#### [Figure contents as structured data]
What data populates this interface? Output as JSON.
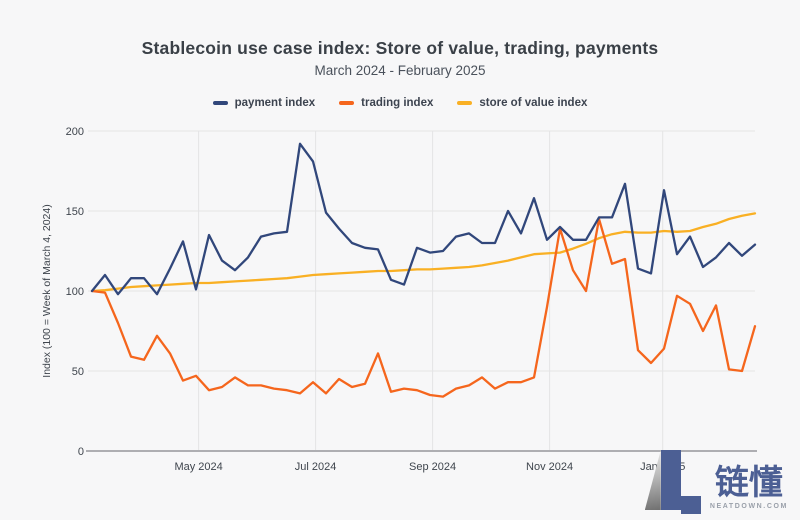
{
  "header": {
    "title": "Stablecoin use case index: Store of value, trading, payments",
    "subtitle": "March 2024 - February 2025"
  },
  "legend": [
    {
      "label": "payment index",
      "color": "#31477b"
    },
    {
      "label": "trading index",
      "color": "#f5661d"
    },
    {
      "label": "store of value index",
      "color": "#f9b024"
    }
  ],
  "logo": {
    "cjk_name": "链懂",
    "domain": "NEATDOWN.COM",
    "accent_color": "#4c5f94"
  },
  "chart_data": {
    "type": "line",
    "title": "Stablecoin use case index: Store of value, trading, payments",
    "subtitle": "March 2024 - February 2025",
    "xlabel": "",
    "ylabel": "Index (100 = Week of March 4, 2024)",
    "ylim": [
      0,
      200
    ],
    "y_ticks": [
      0,
      50,
      100,
      150,
      200
    ],
    "grid": true,
    "legend_position": "top",
    "x_description": "weekly data points, week 0 = week of March 4, 2024 through February 2025 (52 weeks)",
    "x_ticks": [
      {
        "label": "May 2024",
        "week": 8.2
      },
      {
        "label": "Jul 2024",
        "week": 17.2
      },
      {
        "label": "Sep 2024",
        "week": 26.2
      },
      {
        "label": "Nov 2024",
        "week": 35.2
      },
      {
        "label": "Jan 2025",
        "week": 43.9
      }
    ],
    "colors": {
      "grid": "#e4e4e5",
      "axis": "#aeaeb2",
      "tick_text": "#3f454d"
    },
    "series": [
      {
        "name": "payment index",
        "color": "#31477b",
        "values": [
          100,
          110,
          98,
          108,
          108,
          98,
          114,
          131,
          101,
          135,
          119,
          113,
          121,
          134,
          136,
          137,
          192,
          181,
          149,
          139,
          130,
          127,
          126,
          107,
          104,
          127,
          124,
          125,
          134,
          136,
          130,
          130,
          150,
          136,
          158,
          132,
          140,
          132,
          132,
          146,
          146,
          167,
          114,
          111,
          163,
          123,
          134,
          115,
          121,
          130,
          122,
          129
        ]
      },
      {
        "name": "trading index",
        "color": "#f5661d",
        "values": [
          100,
          99,
          80,
          59,
          57,
          72,
          61,
          44,
          47,
          38,
          40,
          46,
          41,
          41,
          39,
          38,
          36,
          43,
          36,
          45,
          40,
          42,
          61,
          37,
          39,
          38,
          35,
          34,
          39,
          41,
          46,
          39,
          43,
          43,
          46,
          90,
          139,
          113,
          100,
          145,
          117,
          120,
          63,
          55,
          64,
          97,
          92,
          75,
          91,
          51,
          50,
          78
        ]
      },
      {
        "name": "store of value index",
        "color": "#f9b024",
        "values": [
          100,
          100.5,
          101.5,
          102.5,
          103,
          103.5,
          104,
          104.5,
          105,
          105,
          105.5,
          106,
          106.5,
          107,
          107.5,
          108,
          109,
          110,
          110.5,
          111,
          111.5,
          112,
          112.5,
          112.5,
          113,
          113.5,
          113.5,
          114,
          114.5,
          115,
          116,
          117.5,
          119,
          121,
          123,
          123.5,
          124,
          126.5,
          129.5,
          133,
          135.5,
          137,
          136.5,
          136.5,
          137.5,
          137,
          137.5,
          140,
          142,
          145,
          147,
          148.5
        ]
      }
    ]
  }
}
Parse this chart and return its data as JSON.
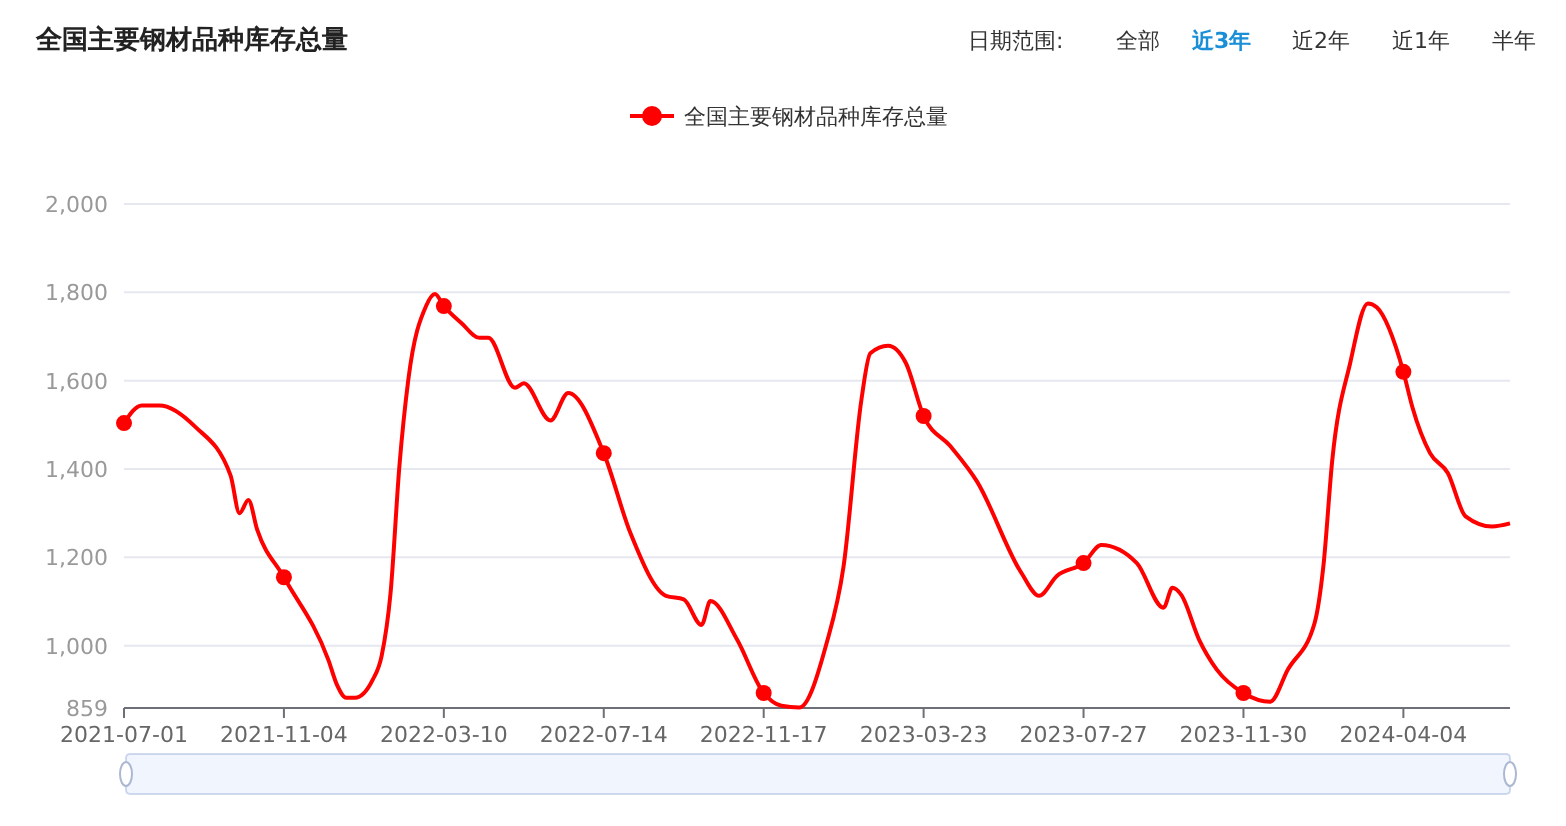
{
  "chart_data": {
    "type": "line",
    "title": "全国主要钢材品种库存总量",
    "annotations": [
      "日期范围:",
      "全部",
      "近3年",
      "近2年",
      "近1年",
      "半年"
    ],
    "x": [
      "2021-07-01",
      "2021-07-15",
      "2021-07-29",
      "2021-08-26",
      "2021-09-23",
      "2021-09-30",
      "2021-10-07",
      "2021-10-14",
      "2021-11-04",
      "2021-12-09",
      "2021-12-16",
      "2021-12-23",
      "2021-12-30",
      "2022-01-13",
      "2022-01-20",
      "2022-01-27",
      "2022-02-03",
      "2022-02-10",
      "2022-02-24",
      "2022-03-03",
      "2022-03-10",
      "2022-03-24",
      "2022-04-07",
      "2022-04-14",
      "2022-05-05",
      "2022-05-12",
      "2022-06-02",
      "2022-06-16",
      "2022-07-14",
      "2022-08-04",
      "2022-09-01",
      "2022-09-15",
      "2022-09-29",
      "2022-10-06",
      "2022-10-27",
      "2022-11-17",
      "2022-12-01",
      "2022-12-15",
      "2023-01-05",
      "2023-01-19",
      "2023-02-02",
      "2023-02-09",
      "2023-02-23",
      "2023-03-09",
      "2023-03-23",
      "2023-04-13",
      "2023-05-04",
      "2023-06-08",
      "2023-06-22",
      "2023-07-06",
      "2023-07-27",
      "2023-08-10",
      "2023-09-07",
      "2023-09-28",
      "2023-10-05",
      "2023-10-12",
      "2023-10-26",
      "2023-11-09",
      "2023-11-30",
      "2023-12-21",
      "2024-01-04",
      "2024-01-25",
      "2024-02-01",
      "2024-02-08",
      "2024-02-22",
      "2024-03-07",
      "2024-03-14",
      "2024-04-04",
      "2024-04-11",
      "2024-04-25",
      "2024-05-09",
      "2024-05-23",
      "2024-06-13",
      "2024-06-27"
    ],
    "series": [
      {
        "name": "全国主要钢材品种库存总量",
        "color": "#ff0000",
        "values": [
          1504,
          1544,
          1544,
          1496,
          1385,
          1300,
          1330,
          1262,
          1155,
          968,
          910,
          882,
          882,
          923,
          977,
          1119,
          1407,
          1602,
          1769,
          1796,
          1769,
          1730,
          1697,
          1697,
          1584,
          1594,
          1510,
          1572,
          1436,
          1255,
          1113,
          1105,
          1047,
          1101,
          1014,
          893,
          864,
          860,
          1000,
          1181,
          1557,
          1662,
          1679,
          1640,
          1520,
          1452,
          1372,
          1165,
          1113,
          1158,
          1187,
          1228,
          1187,
          1086,
          1131,
          1115,
          1014,
          946,
          893,
          873,
          946,
          1051,
          1181,
          1421,
          1639,
          1775,
          1766,
          1620,
          1541,
          1436,
          1391,
          1293,
          1270,
          1277
        ]
      },
      {
        "type": "scatter",
        "color": "#ff0000",
        "x": [
          "2021-07-01",
          "2021-11-04",
          "2022-03-10",
          "2022-07-14",
          "2022-11-17",
          "2023-03-23",
          "2023-07-27",
          "2023-11-30",
          "2024-04-04"
        ],
        "values": [
          1504,
          1155,
          1769,
          1436,
          893,
          1520,
          1187,
          893,
          1620
        ]
      }
    ],
    "xlim": [
      "2021-07-01",
      "2024-06-27"
    ],
    "xticks": [
      "2021-07-01",
      "2021-11-04",
      "2022-03-10",
      "2022-07-14",
      "2022-11-17",
      "2023-03-23",
      "2023-07-27",
      "2023-11-30",
      "2024-04-04"
    ],
    "ylim": [
      859,
      2000
    ],
    "yticks": [
      859,
      {
        "value": 1000,
        "label": "1,000"
      },
      {
        "value": 1200,
        "label": "1,200"
      },
      {
        "value": 1400,
        "label": "1,400"
      },
      {
        "value": 1600,
        "label": "1,600"
      },
      {
        "value": 1800,
        "label": "1,800"
      },
      {
        "value": 2000,
        "label": "2,000"
      }
    ],
    "grid": "y",
    "legend": "top",
    "line_style": "solid"
  }
}
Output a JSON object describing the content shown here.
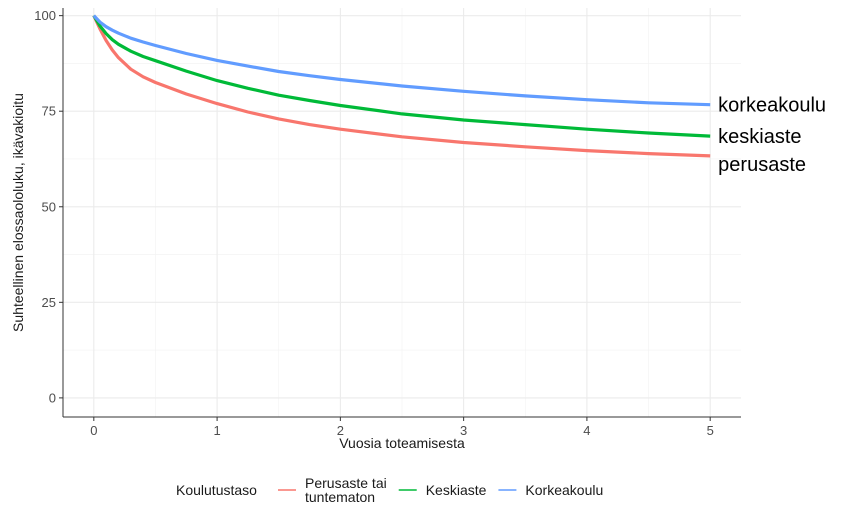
{
  "chart_data": {
    "type": "line",
    "title": "",
    "xlabel": "Vuosia toteamisesta",
    "ylabel": "Suhteellinen elossaololuku,  ikävakioitu",
    "xlim": [
      -0.25,
      5.25
    ],
    "ylim": [
      -5,
      102
    ],
    "x_ticks": [
      0,
      1,
      2,
      3,
      4,
      5
    ],
    "y_ticks": [
      0,
      25,
      50,
      75,
      100
    ],
    "x_tick_labels": [
      "0",
      "1",
      "2",
      "3",
      "4",
      "5"
    ],
    "y_tick_labels": [
      "0",
      "25",
      "50",
      "75",
      "100"
    ],
    "grid": true,
    "legend": {
      "title": "Koulutustaso",
      "position": "bottom",
      "entries": [
        {
          "label_lines": [
            "Perusaste tai",
            "tuntematon"
          ],
          "color": "#F8766D"
        },
        {
          "label_lines": [
            "Keskiaste"
          ],
          "color": "#00BA38"
        },
        {
          "label_lines": [
            "Korkeakoulu"
          ],
          "color": "#619CFF"
        }
      ]
    },
    "series": [
      {
        "color": "#F8766D",
        "end_label": "perusaste",
        "x": [
          0,
          0.05,
          0.1,
          0.15,
          0.2,
          0.3,
          0.4,
          0.5,
          0.75,
          1,
          1.25,
          1.5,
          1.75,
          2,
          2.5,
          3,
          3.5,
          4,
          4.5,
          5
        ],
        "y": [
          100,
          96.5,
          93.5,
          91,
          89,
          86,
          84,
          82.5,
          79.5,
          77,
          74.8,
          73,
          71.5,
          70.3,
          68.3,
          66.8,
          65.7,
          64.7,
          63.9,
          63.3
        ]
      },
      {
        "color": "#00BA38",
        "end_label": "keskiaste",
        "x": [
          0,
          0.05,
          0.1,
          0.15,
          0.2,
          0.3,
          0.4,
          0.5,
          0.75,
          1,
          1.25,
          1.5,
          1.75,
          2,
          2.5,
          3,
          3.5,
          4,
          4.5,
          5
        ],
        "y": [
          100,
          97.3,
          95.3,
          93.7,
          92.5,
          90.7,
          89.3,
          88.2,
          85.5,
          83,
          81,
          79.2,
          77.8,
          76.5,
          74.3,
          72.7,
          71.5,
          70.3,
          69.3,
          68.5
        ]
      },
      {
        "color": "#619CFF",
        "end_label": "korkeakoulu",
        "x": [
          0,
          0.05,
          0.1,
          0.15,
          0.2,
          0.3,
          0.4,
          0.5,
          0.75,
          1,
          1.25,
          1.5,
          1.75,
          2,
          2.5,
          3,
          3.5,
          4,
          4.5,
          5
        ],
        "y": [
          100,
          98.3,
          97.1,
          96.2,
          95.4,
          94.1,
          93.1,
          92.2,
          90.1,
          88.3,
          86.8,
          85.4,
          84.3,
          83.3,
          81.6,
          80.2,
          79,
          78,
          77.2,
          76.7
        ]
      }
    ]
  }
}
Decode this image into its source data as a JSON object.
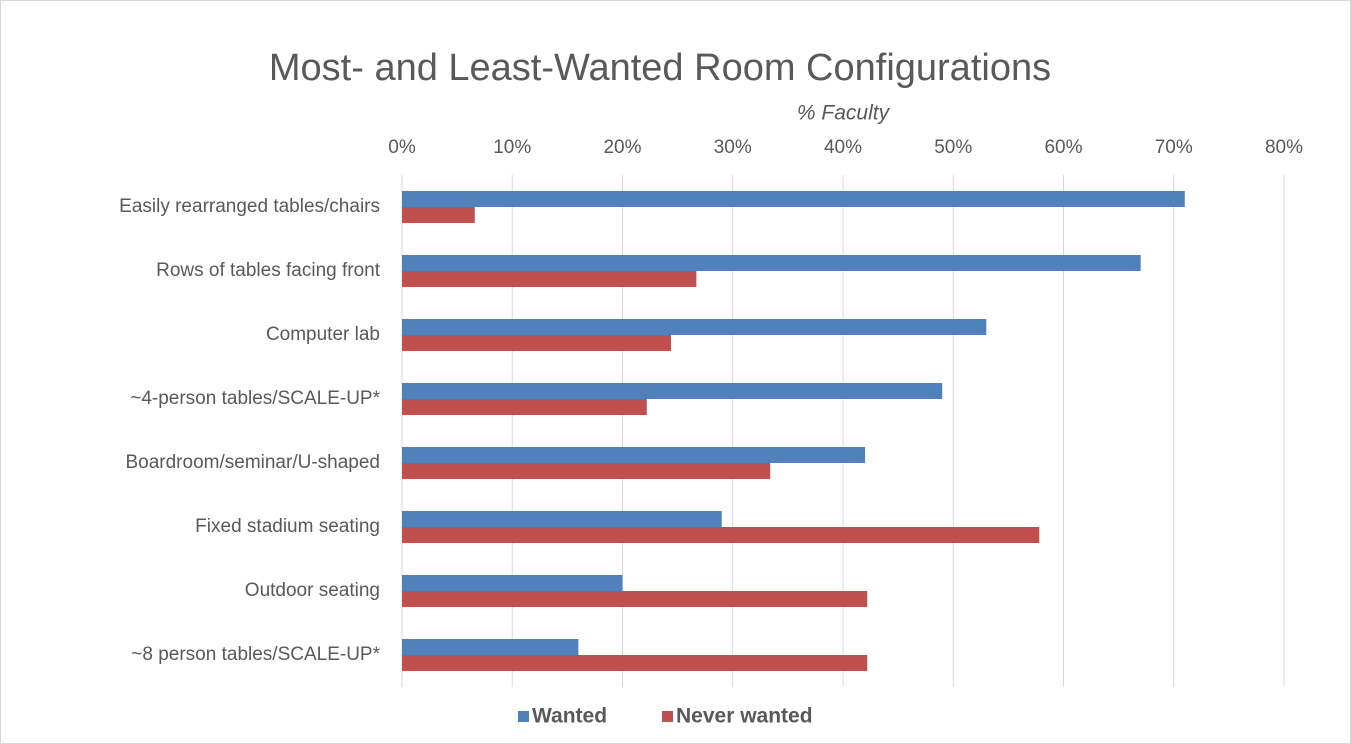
{
  "chart_data": {
    "type": "bar",
    "orientation": "horizontal",
    "title": "Most- and Least-Wanted Room Configurations",
    "x_label": "% Faculty",
    "categories": [
      "Easily rearranged tables/chairs",
      "Rows of tables facing front",
      "Computer lab",
      "~4-person tables/SCALE-UP*",
      "Boardroom/seminar/U-shaped",
      "Fixed stadium seating",
      "Outdoor seating",
      "~8 person tables/SCALE-UP*"
    ],
    "series": [
      {
        "name": "Wanted",
        "color": "#4f81bd",
        "values": [
          71,
          67,
          53,
          49,
          42,
          29,
          20,
          16
        ]
      },
      {
        "name": "Never wanted",
        "color": "#c0504d",
        "values": [
          6.6,
          26.7,
          24.4,
          22.2,
          33.4,
          57.8,
          42.2,
          42.2
        ]
      }
    ],
    "xlim": [
      0,
      80
    ],
    "xticks": [
      {
        "value": 0,
        "label": "0%"
      },
      {
        "value": 10,
        "label": "10%"
      },
      {
        "value": 20,
        "label": "20%"
      },
      {
        "value": 30,
        "label": "30%"
      },
      {
        "value": 40,
        "label": "40%"
      },
      {
        "value": 50,
        "label": "50%"
      },
      {
        "value": 60,
        "label": "60%"
      },
      {
        "value": 70,
        "label": "70%"
      },
      {
        "value": 80,
        "label": "80%"
      }
    ],
    "grid": true,
    "legend": "bottom"
  }
}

#### [Task to carry out]
Answer only with how many lines in the records include "seating".

#### [Finished task]
2